◆ **Task statement**
Please lay out the rows below as a Markdown table with two columns, Number and Line. Number each row in order and leave out any blank lines.

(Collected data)

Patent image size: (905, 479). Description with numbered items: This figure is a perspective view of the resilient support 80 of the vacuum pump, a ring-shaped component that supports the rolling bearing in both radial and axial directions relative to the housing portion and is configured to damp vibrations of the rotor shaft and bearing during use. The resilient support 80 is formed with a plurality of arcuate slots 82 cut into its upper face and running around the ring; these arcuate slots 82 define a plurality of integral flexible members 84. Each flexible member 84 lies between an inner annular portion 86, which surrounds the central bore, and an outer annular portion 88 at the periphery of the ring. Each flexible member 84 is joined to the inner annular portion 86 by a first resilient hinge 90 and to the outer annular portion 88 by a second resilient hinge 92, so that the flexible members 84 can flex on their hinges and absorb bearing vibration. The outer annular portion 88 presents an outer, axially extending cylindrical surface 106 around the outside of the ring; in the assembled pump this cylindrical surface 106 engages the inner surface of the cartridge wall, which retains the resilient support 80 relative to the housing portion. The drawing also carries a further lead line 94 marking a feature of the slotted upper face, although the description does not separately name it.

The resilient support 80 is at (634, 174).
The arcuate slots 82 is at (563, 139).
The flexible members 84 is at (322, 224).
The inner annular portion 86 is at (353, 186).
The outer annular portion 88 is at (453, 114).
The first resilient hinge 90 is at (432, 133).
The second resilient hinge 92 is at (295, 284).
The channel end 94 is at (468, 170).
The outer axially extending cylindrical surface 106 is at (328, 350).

◆ **Response to the exercise**
| Number | Line |
|---|---|
| 1 | Patent image size: (905, 479). Description with numbered items: This figure is a perspective view of the resilient support 80 of the vacuum pump, a ring-shaped component that supports the rolling bearing in both radial and axial directions relative to the housing portion and is configured to damp vibrations of the rotor shaft and bearing during use. The resilient support 80 is formed with a plurality of arcuate slots 82 cut into its upper face and running around the ring; these arcuate slots 82 define a plurality of integral flexible members 84. Each flexible member 84 lies between an inner annular portion 86, which surrounds the central bore, and an outer annular portion 88 at the periphery of the ring. Each flexible member 84 is joined to the inner annular portion 86 by a first resilient hinge 90 and to the outer annular portion 88 by a second resilient hinge 92, so that the flexible members 84 can flex on their hinges and absorb bearing vibration. The outer annular portion 88 presents an outer, axially extending cylindrical surface 106 around the outside of the ring; in the assembled pump this cylindrical surface 106 engages the inner surface of the cartridge wall, which retains the resilient support 80 relative to the housing portion. The drawing also carries a further lead line 94 marking a feature of the slotted upper face, although the description does not separately name it. |
| 2 | The resilient support 80 is at (634, 174). |
| 3 | The arcuate slots 82 is at (563, 139). |
| 4 | The flexible members 84 is at (322, 224). |
| 5 | The inner annular portion 86 is at (353, 186). |
| 6 | The outer annular portion 88 is at (453, 114). |
| 7 | The first resilient hinge 90 is at (432, 133). |
| 8 | The second resilient hinge 92 is at (295, 284). |
| 9 | The channel end 94 is at (468, 170). |
| 10 | The outer axially extending cylindrical surface 106 is at (328, 350). |